TASK DIRECTIONS: Reproduce the material in full, exactly as written.
╭─ RECORDS FOR THIS EXERCISE
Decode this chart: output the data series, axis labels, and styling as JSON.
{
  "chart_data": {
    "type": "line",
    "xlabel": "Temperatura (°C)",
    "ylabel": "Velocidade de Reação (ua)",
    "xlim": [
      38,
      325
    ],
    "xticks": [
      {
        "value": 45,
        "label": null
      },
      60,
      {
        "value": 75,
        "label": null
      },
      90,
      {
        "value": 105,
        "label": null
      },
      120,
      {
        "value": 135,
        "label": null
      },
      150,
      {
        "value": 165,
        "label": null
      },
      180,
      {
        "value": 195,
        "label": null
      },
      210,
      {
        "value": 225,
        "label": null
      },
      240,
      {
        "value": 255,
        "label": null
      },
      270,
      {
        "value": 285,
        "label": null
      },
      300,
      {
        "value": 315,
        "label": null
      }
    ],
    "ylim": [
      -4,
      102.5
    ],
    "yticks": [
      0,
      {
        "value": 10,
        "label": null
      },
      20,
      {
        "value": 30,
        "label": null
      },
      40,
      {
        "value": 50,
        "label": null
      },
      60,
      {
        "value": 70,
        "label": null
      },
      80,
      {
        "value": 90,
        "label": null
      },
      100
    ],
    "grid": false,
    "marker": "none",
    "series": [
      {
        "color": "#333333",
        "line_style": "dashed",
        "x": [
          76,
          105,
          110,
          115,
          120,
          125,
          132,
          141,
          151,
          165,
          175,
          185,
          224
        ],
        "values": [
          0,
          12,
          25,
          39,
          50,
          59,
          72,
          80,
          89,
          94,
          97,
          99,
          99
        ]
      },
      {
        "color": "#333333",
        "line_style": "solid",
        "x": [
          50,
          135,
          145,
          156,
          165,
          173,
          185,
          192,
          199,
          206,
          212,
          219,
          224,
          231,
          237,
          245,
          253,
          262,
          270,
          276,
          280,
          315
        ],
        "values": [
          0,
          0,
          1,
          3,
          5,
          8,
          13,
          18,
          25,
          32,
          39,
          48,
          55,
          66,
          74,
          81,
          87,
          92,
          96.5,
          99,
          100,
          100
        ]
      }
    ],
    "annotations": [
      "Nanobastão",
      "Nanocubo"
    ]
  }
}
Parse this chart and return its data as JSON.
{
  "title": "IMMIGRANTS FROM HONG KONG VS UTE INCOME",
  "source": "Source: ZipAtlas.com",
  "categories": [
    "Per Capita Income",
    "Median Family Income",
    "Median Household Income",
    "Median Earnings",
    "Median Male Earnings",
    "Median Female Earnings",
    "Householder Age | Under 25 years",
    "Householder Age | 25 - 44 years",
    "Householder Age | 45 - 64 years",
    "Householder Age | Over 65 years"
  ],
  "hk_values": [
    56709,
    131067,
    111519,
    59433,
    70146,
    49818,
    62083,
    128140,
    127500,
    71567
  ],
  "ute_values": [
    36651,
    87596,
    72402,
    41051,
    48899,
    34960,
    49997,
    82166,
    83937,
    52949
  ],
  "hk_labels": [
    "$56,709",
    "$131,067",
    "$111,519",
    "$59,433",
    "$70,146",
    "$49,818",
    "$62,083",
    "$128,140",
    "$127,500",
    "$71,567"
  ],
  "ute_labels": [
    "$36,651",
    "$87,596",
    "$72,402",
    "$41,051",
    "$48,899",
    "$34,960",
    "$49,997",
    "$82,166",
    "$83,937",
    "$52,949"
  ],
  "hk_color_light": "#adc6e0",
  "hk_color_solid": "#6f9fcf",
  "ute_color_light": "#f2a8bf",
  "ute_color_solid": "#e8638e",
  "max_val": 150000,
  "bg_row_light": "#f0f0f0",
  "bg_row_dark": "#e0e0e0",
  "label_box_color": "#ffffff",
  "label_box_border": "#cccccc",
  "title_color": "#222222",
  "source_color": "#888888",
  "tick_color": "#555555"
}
╰─
TASK OUTPUT:
Decode this chart: output the data series, axis labels, and styling as JSON.
{
  "chart_data": {
    "type": "line",
    "xlabel": "Temperatura (°C)",
    "ylabel": "Velocidade de Reação (ua)",
    "xlim": [
      38,
      325
    ],
    "xticks": [
      {
        "value": 45,
        "label": null
      },
      60,
      {
        "value": 75,
        "label": null
      },
      90,
      {
        "value": 105,
        "label": null
      },
      120,
      {
        "value": 135,
        "label": null
      },
      150,
      {
        "value": 165,
        "label": null
      },
      180,
      {
        "value": 195,
        "label": null
      },
      210,
      {
        "value": 225,
        "label": null
      },
      240,
      {
        "value": 255,
        "label": null
      },
      270,
      {
        "value": 285,
        "label": null
      },
      300,
      {
        "value": 315,
        "label": null
      }
    ],
    "ylim": [
      -4,
      102.5
    ],
    "yticks": [
      0,
      {
        "value": 10,
        "label": null
      },
      20,
      {
        "value": 30,
        "label": null
      },
      40,
      {
        "value": 50,
        "label": null
      },
      60,
      {
        "value": 70,
        "label": null
      },
      80,
      {
        "value": 90,
        "label": null
      },
      100
    ],
    "grid": false,
    "marker": "none",
    "series": [
      {
        "color": "#333333",
        "line_style": "dashed",
        "x": [
          76,
          105,
          110,
          115,
          120,
          125,
          132,
          141,
          151,
          165,
          175,
          185,
          224
        ],
        "values": [
          0,
          12,
          25,
          39,
          50,
          59,
          72,
          80,
          89,
          94,
          97,
          99,
          99
        ]
      },
      {
        "color": "#333333",
        "line_style": "solid",
        "x": [
          50,
          135,
          145,
          156,
          165,
          173,
          185,
          192,
          199,
          206,
          212,
          219,
          224,
          231,
          237,
          245,
          253,
          262,
          270,
          276,
          280,
          315
        ],
        "values": [
          0,
          0,
          1,
          3,
          5,
          8,
          13,
          18,
          25,
          32,
          39,
          48,
          55,
          66,
          74,
          81,
          87,
          92,
          96.5,
          99,
          100,
          100
        ]
      }
    ],
    "annotations": [
      "Nanobastão",
      "Nanocubo"
    ]
  }
}
Parse this chart and return its data as JSON.
{
  "title": "IMMIGRANTS FROM HONG KONG VS UTE INCOME",
  "source": "Source: ZipAtlas.com",
  "categories": [
    "Per Capita Income",
    "Median Family Income",
    "Median Household Income",
    "Median Earnings",
    "Median Male Earnings",
    "Median Female Earnings",
    "Householder Age | Under 25 years",
    "Householder Age | 25 - 44 years",
    "Householder Age | 45 - 64 years",
    "Householder Age | Over 65 years"
  ],
  "hk_values": [
    56709,
    131067,
    111519,
    59433,
    70146,
    49818,
    62083,
    128140,
    127500,
    71567
  ],
  "ute_values": [
    36651,
    87596,
    72402,
    41051,
    48899,
    34960,
    49997,
    82166,
    83937,
    52949
  ],
  "hk_labels": [
    "$56,709",
    "$131,067",
    "$111,519",
    "$59,433",
    "$70,146",
    "$49,818",
    "$62,083",
    "$128,140",
    "$127,500",
    "$71,567"
  ],
  "ute_labels": [
    "$36,651",
    "$87,596",
    "$72,402",
    "$41,051",
    "$48,899",
    "$34,960",
    "$49,997",
    "$82,166",
    "$83,937",
    "$52,949"
  ],
  "hk_color_light": "#adc6e0",
  "hk_color_solid": "#6f9fcf",
  "ute_color_light": "#f2a8bf",
  "ute_color_solid": "#e8638e",
  "max_val": 150000,
  "bg_row_light": "#f0f0f0",
  "bg_row_dark": "#e0e0e0",
  "label_box_color": "#ffffff",
  "label_box_border": "#cccccc",
  "title_color": "#222222",
  "source_color": "#888888",
  "tick_color": "#555555"
}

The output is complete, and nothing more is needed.